CHALLENGE
Work out how many lines of the records hold the string "ylabel", and reply with that number alone.

DATASET EXTRACT
▬▬▬

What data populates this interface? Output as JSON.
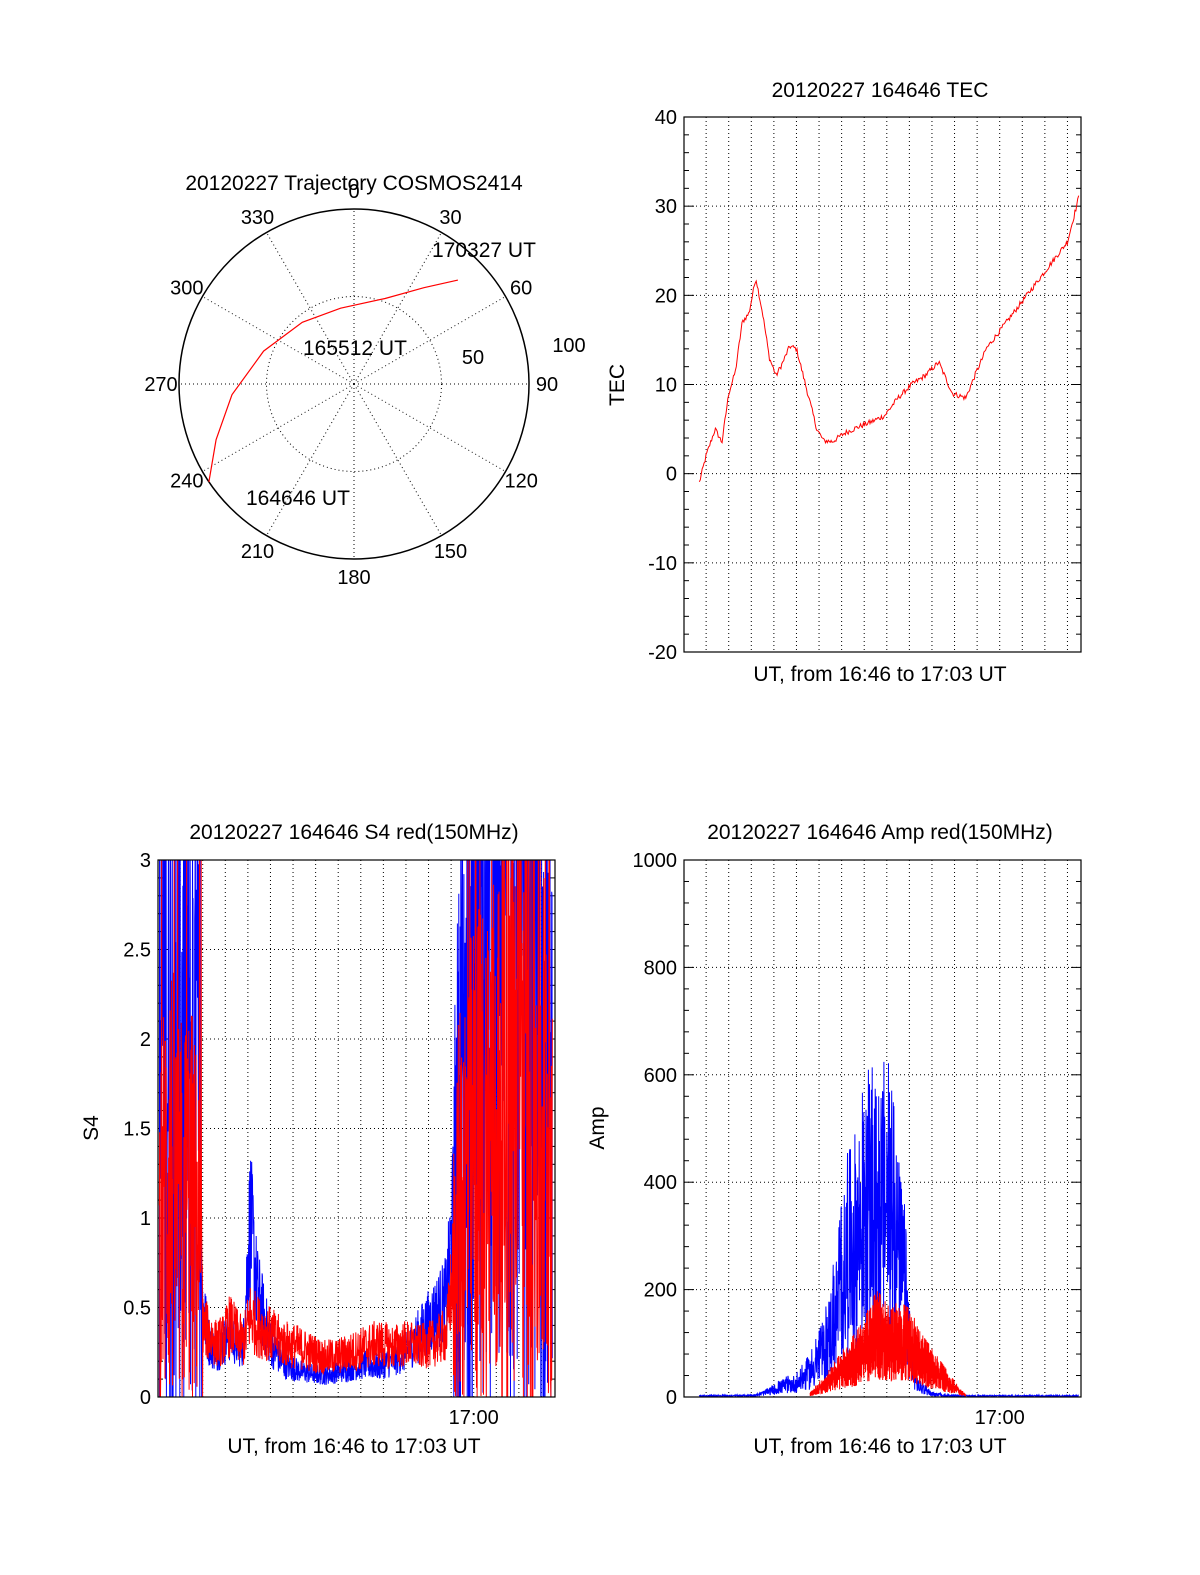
{
  "chart_data": [
    {
      "type": "polar",
      "title": "20120227 Trajectory COSMOS2414",
      "azimuth_labels": [
        "0",
        "30",
        "60",
        "90",
        "120",
        "150",
        "180",
        "210",
        "240",
        "270",
        "300",
        "330"
      ],
      "elevation_labels": [
        "50",
        "100"
      ],
      "series": [
        {
          "color": "#ff0000",
          "points": [
            {
              "az": 236,
              "r": 100
            },
            {
              "az": 248,
              "r": 85
            },
            {
              "az": 265,
              "r": 70
            },
            {
              "az": 290,
              "r": 55
            },
            {
              "az": 320,
              "r": 46
            },
            {
              "az": 350,
              "r": 44
            },
            {
              "az": 20,
              "r": 52
            },
            {
              "az": 36,
              "r": 68
            },
            {
              "az": 45,
              "r": 84
            }
          ]
        }
      ],
      "annotations": [
        "164646 UT",
        "165512 UT",
        "170327 UT"
      ]
    },
    {
      "type": "line",
      "title": "20120227 164646 TEC",
      "xlabel": "UT, from 16:46 to 17:03 UT",
      "ylabel": "TEC",
      "xlim": [
        16.767,
        17.06
      ],
      "ylim": [
        -20,
        40
      ],
      "yticks": [
        "-20",
        "-10",
        "0",
        "10",
        "20",
        "30",
        "40"
      ],
      "series": [
        {
          "color": "#ff0000",
          "x": [
            16.7783,
            16.7833,
            16.79,
            16.795,
            16.8,
            16.805,
            16.81,
            16.815,
            16.82,
            16.825,
            16.83,
            16.835,
            16.84,
            16.845,
            16.85,
            16.855,
            16.86,
            16.865,
            16.87,
            16.8767,
            16.885,
            16.895,
            16.905,
            16.915,
            16.925,
            16.935,
            16.945,
            16.955,
            16.965,
            16.975,
            16.983,
            16.986,
            16.99,
            16.995,
            17.0,
            17.01,
            17.02,
            17.03,
            17.04,
            17.05,
            17.0583
          ],
          "values": [
            -1,
            2,
            5,
            3.5,
            9,
            11.5,
            17,
            18,
            22,
            18,
            13,
            11,
            12.5,
            14.3,
            14,
            11,
            8,
            5,
            3.7,
            3.6,
            4.5,
            5.2,
            5.8,
            6.5,
            8.5,
            10,
            11,
            12.5,
            9,
            8.5,
            11.5,
            12.5,
            14,
            15,
            16,
            18,
            20,
            22,
            24,
            26,
            31
          ]
        }
      ]
    },
    {
      "type": "line",
      "title": "20120227 164646 S4 red(150MHz)",
      "xlabel": "UT, from 16:46 to 17:03 UT",
      "ylabel": "S4",
      "xtick_label": "17:00",
      "xlim": [
        16.767,
        17.06
      ],
      "ylim": [
        0,
        3
      ],
      "yticks": [
        "0",
        "0.5",
        "1",
        "1.5",
        "2",
        "2.5",
        "3"
      ],
      "series": [
        {
          "color": "#0000ff",
          "x": [
            16.768,
            16.775,
            16.782,
            16.79,
            16.797,
            16.8,
            16.805,
            16.81,
            16.815,
            16.82,
            16.825,
            16.83,
            16.835,
            16.84,
            16.85,
            16.86,
            16.87,
            16.88,
            16.89,
            16.9,
            16.91,
            16.92,
            16.93,
            16.94,
            16.95,
            16.96,
            16.97,
            16.98,
            16.99,
            17.0,
            17.01,
            17.02,
            17.03,
            17.04,
            17.05,
            17.058
          ],
          "values": [
            2.2,
            1.9,
            2.0,
            1.8,
            1.7,
            0.5,
            0.3,
            0.25,
            0.3,
            0.35,
            0.3,
            0.3,
            1.0,
            0.6,
            0.3,
            0.18,
            0.15,
            0.13,
            0.12,
            0.14,
            0.16,
            0.18,
            0.17,
            0.2,
            0.25,
            0.35,
            0.45,
            0.55,
            1.5,
            2.2,
            2.0,
            2.4,
            2.5,
            2.0,
            1.8,
            1.7
          ]
        },
        {
          "color": "#ff0000",
          "x": [
            16.768,
            16.775,
            16.782,
            16.79,
            16.797,
            16.8,
            16.805,
            16.81,
            16.815,
            16.82,
            16.825,
            16.83,
            16.835,
            16.84,
            16.85,
            16.86,
            16.87,
            16.88,
            16.89,
            16.9,
            16.91,
            16.92,
            16.93,
            16.94,
            16.95,
            16.96,
            16.97,
            16.98,
            16.99,
            17.0,
            17.01,
            17.02,
            17.03,
            17.04,
            17.05,
            17.058
          ],
          "values": [
            0.9,
            1.3,
            1.0,
            1.1,
            0.9,
            0.4,
            0.35,
            0.3,
            0.32,
            0.4,
            0.35,
            0.3,
            0.45,
            0.4,
            0.35,
            0.3,
            0.28,
            0.25,
            0.22,
            0.23,
            0.25,
            0.28,
            0.3,
            0.28,
            0.3,
            0.28,
            0.3,
            0.35,
            1.1,
            1.3,
            1.4,
            1.5,
            1.7,
            1.6,
            1.5,
            1.4
          ]
        }
      ]
    },
    {
      "type": "line",
      "title": "20120227 164646 Amp red(150MHz)",
      "xlabel": "UT, from 16:46 to 17:03 UT",
      "ylabel": "Amp",
      "xtick_label": "17:00",
      "xlim": [
        16.767,
        17.06
      ],
      "ylim": [
        0,
        1000
      ],
      "yticks": [
        "0",
        "200",
        "400",
        "600",
        "800",
        "1000"
      ],
      "series": [
        {
          "color": "#0000ff",
          "x": [
            16.7783,
            16.8,
            16.82,
            16.83,
            16.84,
            16.85,
            16.86,
            16.87,
            16.88,
            16.89,
            16.9,
            16.905,
            16.91,
            16.915,
            16.92,
            16.925,
            16.93,
            16.935,
            16.94,
            16.95,
            16.96,
            16.97,
            16.98,
            16.99,
            17.0,
            17.02,
            17.04,
            17.0583
          ],
          "values": [
            2,
            2,
            3,
            10,
            20,
            25,
            45,
            80,
            160,
            280,
            320,
            350,
            300,
            380,
            320,
            270,
            210,
            60,
            20,
            5,
            3,
            2,
            2,
            2,
            2,
            2,
            2,
            2
          ]
        },
        {
          "color": "#ff0000",
          "x": [
            16.86,
            16.87,
            16.88,
            16.89,
            16.9,
            16.905,
            16.91,
            16.915,
            16.92,
            16.925,
            16.93,
            16.935,
            16.94,
            16.95,
            16.96,
            16.97,
            16.975
          ],
          "values": [
            5,
            20,
            40,
            60,
            80,
            100,
            110,
            100,
            90,
            100,
            95,
            90,
            70,
            50,
            30,
            10,
            3
          ]
        }
      ]
    }
  ]
}
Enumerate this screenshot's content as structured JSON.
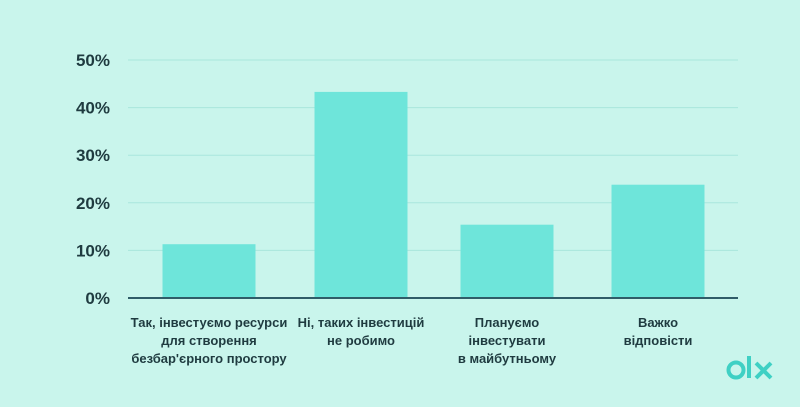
{
  "chart_data": {
    "type": "bar",
    "categories": [
      [
        "Так, інвестуємо ресурси",
        "для створення",
        "безбар'єрного простору"
      ],
      [
        "Ні, таких інвестицій",
        "не робимо"
      ],
      [
        "Плануємо",
        "інвестувати",
        "в майбутньому"
      ],
      [
        "Важко",
        "відповісти"
      ]
    ],
    "values": [
      11.3,
      43.3,
      15.4,
      23.8
    ],
    "yticks": [
      "0%",
      "10%",
      "20%",
      "30%",
      "40%",
      "50%"
    ],
    "ylim": [
      0,
      50
    ],
    "grid": true,
    "legend": "none",
    "colors": {
      "background": "#c9f5ec",
      "bar": "#6ee5da",
      "gridline": "#a9e6dd",
      "axis": "#2f5c68",
      "text": "#1f3b40",
      "logo": "#3fd0c4"
    }
  },
  "logo": {
    "text": "olx"
  }
}
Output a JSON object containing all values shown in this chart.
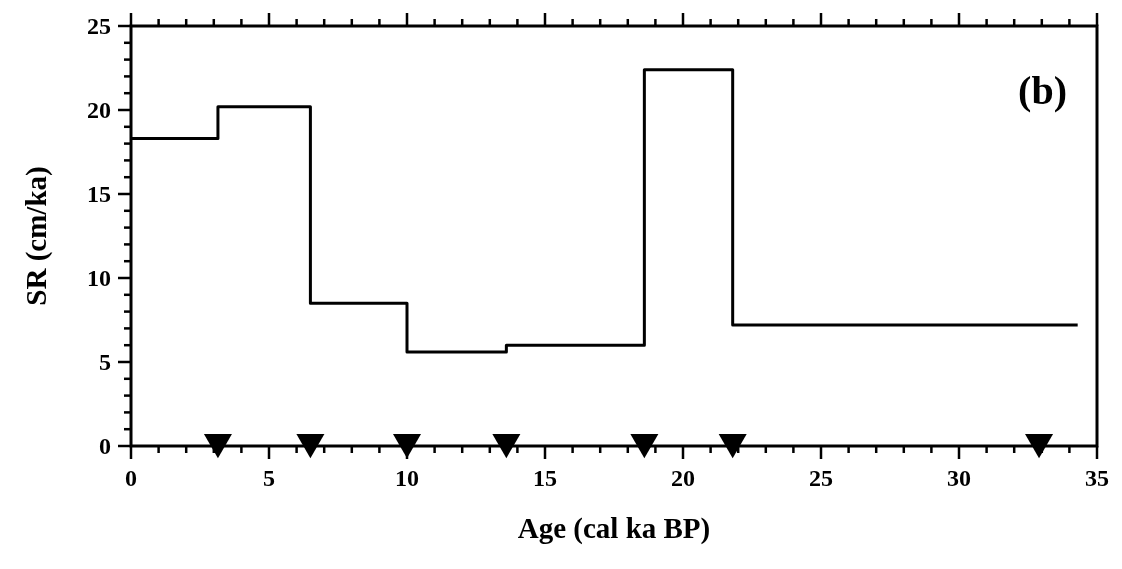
{
  "chart_data": {
    "type": "step",
    "xlabel": "Age (cal ka BP)",
    "ylabel": "SR (cm/ka)",
    "annotations": [
      "(b)"
    ],
    "xlim": [
      0,
      35
    ],
    "ylim": [
      0,
      25
    ],
    "xticks": [
      0,
      {
        "value": 1,
        "label": null
      },
      {
        "value": 2,
        "label": null
      },
      {
        "value": 3,
        "label": null
      },
      {
        "value": 4,
        "label": null
      },
      5,
      {
        "value": 6,
        "label": null
      },
      {
        "value": 7,
        "label": null
      },
      {
        "value": 8,
        "label": null
      },
      {
        "value": 9,
        "label": null
      },
      10,
      {
        "value": 11,
        "label": null
      },
      {
        "value": 12,
        "label": null
      },
      {
        "value": 13,
        "label": null
      },
      {
        "value": 14,
        "label": null
      },
      15,
      {
        "value": 16,
        "label": null
      },
      {
        "value": 17,
        "label": null
      },
      {
        "value": 18,
        "label": null
      },
      {
        "value": 19,
        "label": null
      },
      20,
      {
        "value": 21,
        "label": null
      },
      {
        "value": 22,
        "label": null
      },
      {
        "value": 23,
        "label": null
      },
      {
        "value": 24,
        "label": null
      },
      25,
      {
        "value": 26,
        "label": null
      },
      {
        "value": 27,
        "label": null
      },
      {
        "value": 28,
        "label": null
      },
      {
        "value": 29,
        "label": null
      },
      30,
      {
        "value": 31,
        "label": null
      },
      {
        "value": 32,
        "label": null
      },
      {
        "value": 33,
        "label": null
      },
      {
        "value": 34,
        "label": null
      },
      35
    ],
    "yticks": [
      0,
      {
        "value": 1,
        "label": null
      },
      {
        "value": 2,
        "label": null
      },
      {
        "value": 3,
        "label": null
      },
      {
        "value": 4,
        "label": null
      },
      5,
      {
        "value": 6,
        "label": null
      },
      {
        "value": 7,
        "label": null
      },
      {
        "value": 8,
        "label": null
      },
      {
        "value": 9,
        "label": null
      },
      10,
      {
        "value": 11,
        "label": null
      },
      {
        "value": 12,
        "label": null
      },
      {
        "value": 13,
        "label": null
      },
      {
        "value": 14,
        "label": null
      },
      15,
      {
        "value": 16,
        "label": null
      },
      {
        "value": 17,
        "label": null
      },
      {
        "value": 18,
        "label": null
      },
      {
        "value": 19,
        "label": null
      },
      20,
      {
        "value": 21,
        "label": null
      },
      {
        "value": 22,
        "label": null
      },
      {
        "value": 23,
        "label": null
      },
      {
        "value": 24,
        "label": null
      },
      25
    ],
    "grid": false,
    "series": [
      {
        "color": "#000000",
        "x": [
          0,
          3.15,
          6.5,
          10.0,
          13.6,
          18.6,
          21.8,
          34.3
        ],
        "values": [
          18.3,
          20.2,
          8.5,
          5.6,
          6.0,
          22.4,
          7.2,
          7.2
        ]
      },
      {
        "type": "scatter",
        "color": "#000000",
        "marker": "triangle",
        "x": [
          3.15,
          6.5,
          10.0,
          13.6,
          18.6,
          21.8,
          32.9
        ],
        "values": [
          0,
          0,
          0,
          0,
          0,
          0,
          0
        ]
      }
    ]
  }
}
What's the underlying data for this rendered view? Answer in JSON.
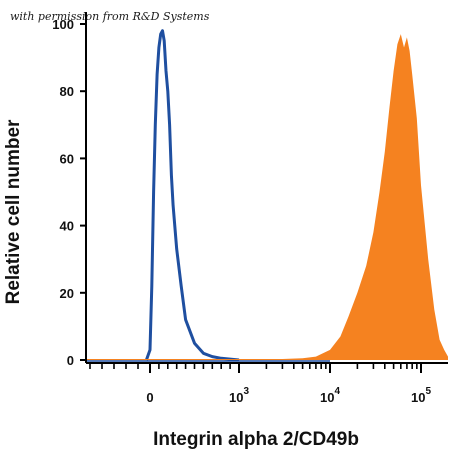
{
  "watermark": "with permission from R&D Systems",
  "chart_data": {
    "type": "area",
    "title": "",
    "xlabel": "Integrin alpha 2/CD49b",
    "ylabel": "Relative cell number",
    "xscale": "biexponential",
    "xlim": [
      -600,
      200000
    ],
    "ylim": [
      0,
      100
    ],
    "x_ticks": [
      {
        "value": 0,
        "base": "0",
        "exp": ""
      },
      {
        "value": 1000,
        "base": "10",
        "exp": "3"
      },
      {
        "value": 10000,
        "base": "10",
        "exp": "4"
      },
      {
        "value": 100000,
        "base": "10",
        "exp": "5"
      }
    ],
    "y_ticks": [
      0,
      20,
      40,
      60,
      80,
      100
    ],
    "grid": false,
    "legend": "none",
    "series": [
      {
        "style": "line",
        "color": "#1f4fa0",
        "x": [
          -30,
          0,
          20,
          40,
          60,
          80,
          100,
          120,
          140,
          160,
          180,
          200,
          220,
          240,
          260,
          300,
          350,
          400,
          500,
          600,
          700,
          800,
          1000
        ],
        "y": [
          0,
          3,
          22,
          50,
          70,
          85,
          93,
          97,
          98,
          95,
          86,
          80,
          70,
          55,
          46,
          33,
          22,
          12,
          5,
          2,
          1,
          0.5,
          0
        ]
      },
      {
        "style": "filled",
        "color": "#f58220",
        "x": [
          -600,
          3000,
          5000,
          7000,
          10000,
          13000,
          16000,
          20000,
          25000,
          30000,
          35000,
          40000,
          45000,
          50000,
          55000,
          60000,
          65000,
          70000,
          75000,
          80000,
          90000,
          100000,
          120000,
          140000,
          160000,
          180000,
          200000
        ],
        "y": [
          0.3,
          0.3,
          0.5,
          1,
          3,
          7,
          13,
          20,
          28,
          38,
          50,
          62,
          75,
          86,
          94,
          97,
          93,
          96,
          92,
          85,
          72,
          52,
          30,
          15,
          6,
          3,
          1
        ]
      }
    ]
  }
}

▬▬▬

RESULT
5